Directives.
a – Please rewrite the warrant provisions starting at "9. AMENDMENT AND" and ending at "of New York.", substituting "State of Delaware" for "State of New York".
b – In the warrant provisions, whose written consent must the Company obtain before the provisions of the Warrant may be amended?

9. AMENDMENT AND WAIVER. Except as otherwise provided herein, the provisions of this Warrant may be amended and the Company may take any action herein prohibited, or omit to perform any act herein required to be performed by it, only if the Company has obtained the written consent of the Required Holders.
10. GOVERNING LAW. This Warrant shall be governed by and construed and enforced in accordance with, and all questions concerning the construction, validity, interpretation and performance of this Warrant shall be governed by, the internal laws of the State of New York, without giving effect to any choice of law or conflict of law provision or rule (whether of the State of New York or any other jurisdictions) that would cause the application of the laws of any jurisdictions other than the State of New York.
11. CONSTRUCTION; HEADINGS. This Warrant shall be deemed to be jointly drafted by the Company and the Holder and shall not be construed against any person as the drafter hereof. The headings of this Warrant are for convenience of reference and shall not form part of, or affect the interpretation of, this Warrant.

Material supplied.

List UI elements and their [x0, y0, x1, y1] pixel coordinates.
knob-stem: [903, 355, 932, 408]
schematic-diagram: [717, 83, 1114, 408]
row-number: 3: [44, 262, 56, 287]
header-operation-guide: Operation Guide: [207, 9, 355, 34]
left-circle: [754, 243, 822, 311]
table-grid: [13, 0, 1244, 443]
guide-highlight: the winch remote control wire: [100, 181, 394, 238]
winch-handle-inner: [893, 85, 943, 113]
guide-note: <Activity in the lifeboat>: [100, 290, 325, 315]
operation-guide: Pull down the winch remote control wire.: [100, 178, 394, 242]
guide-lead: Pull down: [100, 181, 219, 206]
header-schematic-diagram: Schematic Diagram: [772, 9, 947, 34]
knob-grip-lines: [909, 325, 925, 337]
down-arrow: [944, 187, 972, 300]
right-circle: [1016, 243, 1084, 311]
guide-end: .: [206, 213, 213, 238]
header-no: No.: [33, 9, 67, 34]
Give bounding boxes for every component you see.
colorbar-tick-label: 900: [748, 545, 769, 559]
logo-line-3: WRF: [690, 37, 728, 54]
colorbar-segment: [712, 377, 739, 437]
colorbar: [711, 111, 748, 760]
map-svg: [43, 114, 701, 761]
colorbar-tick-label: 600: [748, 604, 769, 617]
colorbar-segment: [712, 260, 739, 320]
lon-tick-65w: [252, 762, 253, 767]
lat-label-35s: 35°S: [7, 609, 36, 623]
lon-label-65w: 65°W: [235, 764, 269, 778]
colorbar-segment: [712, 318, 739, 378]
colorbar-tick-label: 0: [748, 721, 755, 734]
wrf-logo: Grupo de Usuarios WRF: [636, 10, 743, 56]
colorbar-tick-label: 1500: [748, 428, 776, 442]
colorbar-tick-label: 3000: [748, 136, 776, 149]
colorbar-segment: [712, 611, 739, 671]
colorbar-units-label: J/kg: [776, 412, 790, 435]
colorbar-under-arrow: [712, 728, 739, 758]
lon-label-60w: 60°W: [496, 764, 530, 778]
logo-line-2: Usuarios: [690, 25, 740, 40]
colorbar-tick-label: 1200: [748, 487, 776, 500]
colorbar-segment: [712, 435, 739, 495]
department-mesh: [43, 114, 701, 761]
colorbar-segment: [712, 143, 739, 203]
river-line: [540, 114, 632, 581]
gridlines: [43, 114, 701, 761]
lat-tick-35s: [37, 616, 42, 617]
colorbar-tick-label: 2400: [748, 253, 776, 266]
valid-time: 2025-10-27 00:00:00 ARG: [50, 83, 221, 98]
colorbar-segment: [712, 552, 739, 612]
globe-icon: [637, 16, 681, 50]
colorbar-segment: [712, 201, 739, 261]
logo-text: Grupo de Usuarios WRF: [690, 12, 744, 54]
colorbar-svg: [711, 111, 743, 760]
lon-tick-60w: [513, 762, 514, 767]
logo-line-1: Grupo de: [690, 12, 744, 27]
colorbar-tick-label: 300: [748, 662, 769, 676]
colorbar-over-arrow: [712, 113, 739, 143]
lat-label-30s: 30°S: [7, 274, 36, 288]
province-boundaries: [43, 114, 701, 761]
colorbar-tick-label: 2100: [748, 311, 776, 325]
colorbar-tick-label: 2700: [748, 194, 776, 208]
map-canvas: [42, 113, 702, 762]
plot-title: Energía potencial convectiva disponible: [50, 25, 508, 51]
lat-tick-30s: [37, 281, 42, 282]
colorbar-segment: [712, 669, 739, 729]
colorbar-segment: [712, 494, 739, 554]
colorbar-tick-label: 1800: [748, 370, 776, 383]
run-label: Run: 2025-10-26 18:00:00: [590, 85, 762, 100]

Set of answers.
a –
9. AMENDMENT AND WAIVER. Except as otherwise provided herein, the provisions of this Warrant may be amended and the Company may take any action herein prohibited, or omit to perform any act herein required to be performed by it, only if the Company has obtained the written consent of the Required Holders.
10. GOVERNING LAW. This Warrant shall be governed by and construed and enforced in accordance with, and all questions concerning the construction, validity, interpretation and performance of this Warrant shall be governed by, the internal laws of the State of Delaware, without giving effect to any choice of law or conflict of law provision or rule (whether of the State of Delaware or any other jurisdictions) that would cause the application of the laws of any jurisdictions other than the State of Delaware.

b – The written consent of the Required Holders.